_Provided entries_
********************
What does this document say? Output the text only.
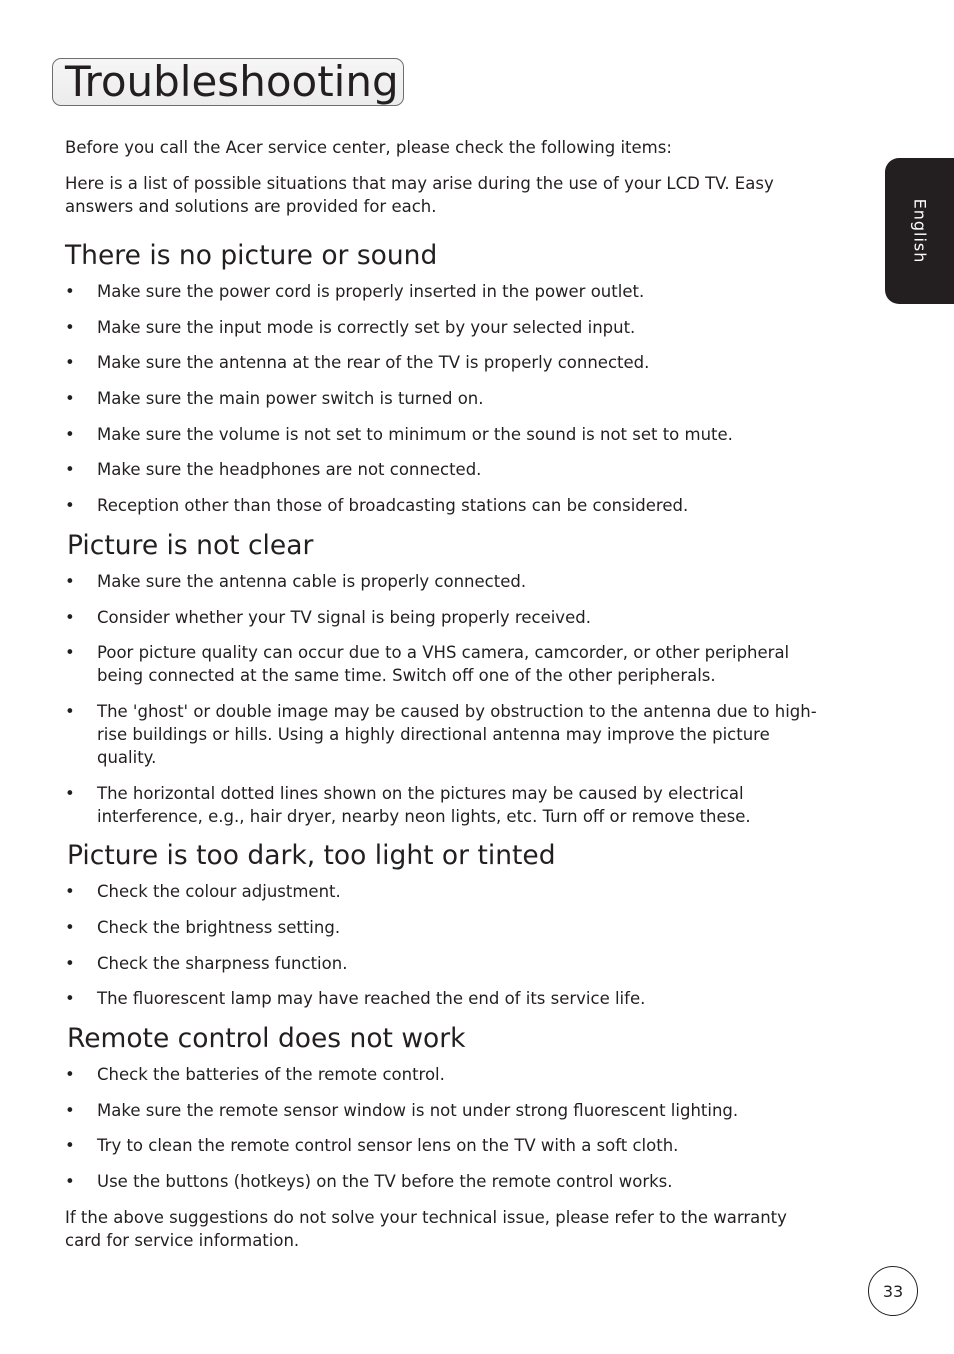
Troubleshooting
English

Before you call the Acer service center, please check the following items:

Here is a list of possible situations that may arise during the use of your LCD TV. Easy answers and solutions are provided for each.

There is no picture or sound
• Make sure the power cord is properly inserted in the power outlet.
• Make sure the input mode is correctly set by your selected input.
• Make sure the antenna at the rear of the TV is properly connected.
• Make sure the main power switch is turned on.
• Make sure the volume is not set to minimum or the sound is not set to mute.
• Make sure the headphones are not connected.
• Reception other than those of broadcasting stations can be considered.
Picture is not clear
• Make sure the antenna cable is properly connected.
• Consider whether your TV signal is being properly received.
• Poor picture quality can occur due to a VHS camera, camcorder, or other peripheral being connected at the same time. Switch off one of the other peripherals.
• The 'ghost' or double image may be caused by obstruction to the antenna due to high-rise buildings or hills. Using a highly directional antenna may improve the picture quality.
• The horizontal dotted lines shown on the pictures may be caused by electrical interference, e.g., hair dryer, nearby neon lights, etc. Turn off or remove these.
Picture is too dark, too light or tinted
• Check the colour adjustment.
• Check the brightness setting.
• Check the sharpness function.
• The fluorescent lamp may have reached the end of its service life.
Remote control does not work
• Check the batteries of the remote control.
• Make sure the remote sensor window is not under strong fluorescent lighting.
• Try to clean the remote control sensor lens on the TV with a soft cloth.
• Use the buttons (hotkeys) on the TV before the remote control works.

If the above suggestions do not solve your technical issue, please refer to the warranty card for service information.

33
********************
_Task_
Without including the pictures, return each record above exactly as it stands.

_Output of the task_
What does this document say? Output the text only.
Troubleshooting
English

Before you call the Acer service center, please check the following items:

Here is a list of possible situations that may arise during the use of your LCD TV. Easy answers and solutions are provided for each.

There is no picture or sound
• Make sure the power cord is properly inserted in the power outlet.
• Make sure the input mode is correctly set by your selected input.
• Make sure the antenna at the rear of the TV is properly connected.
• Make sure the main power switch is turned on.
• Make sure the volume is not set to minimum or the sound is not set to mute.
• Make sure the headphones are not connected.
• Reception other than those of broadcasting stations can be considered.
Picture is not clear
• Make sure the antenna cable is properly connected.
• Consider whether your TV signal is being properly received.
• Poor picture quality can occur due to a VHS camera, camcorder, or other peripheral being connected at the same time. Switch off one of the other peripherals.
• The 'ghost' or double image may be caused by obstruction to the antenna due to high-rise buildings or hills. Using a highly directional antenna may improve the picture quality.
• The horizontal dotted lines shown on the pictures may be caused by electrical interference, e.g., hair dryer, nearby neon lights, etc. Turn off or remove these.
Picture is too dark, too light or tinted
• Check the colour adjustment.
• Check the brightness setting.
• Check the sharpness function.
• The fluorescent lamp may have reached the end of its service life.
Remote control does not work
• Check the batteries of the remote control.
• Make sure the remote sensor window is not under strong fluorescent lighting.
• Try to clean the remote control sensor lens on the TV with a soft cloth.
• Use the buttons (hotkeys) on the TV before the remote control works.

If the above suggestions do not solve your technical issue, please refer to the warranty card for service information.

33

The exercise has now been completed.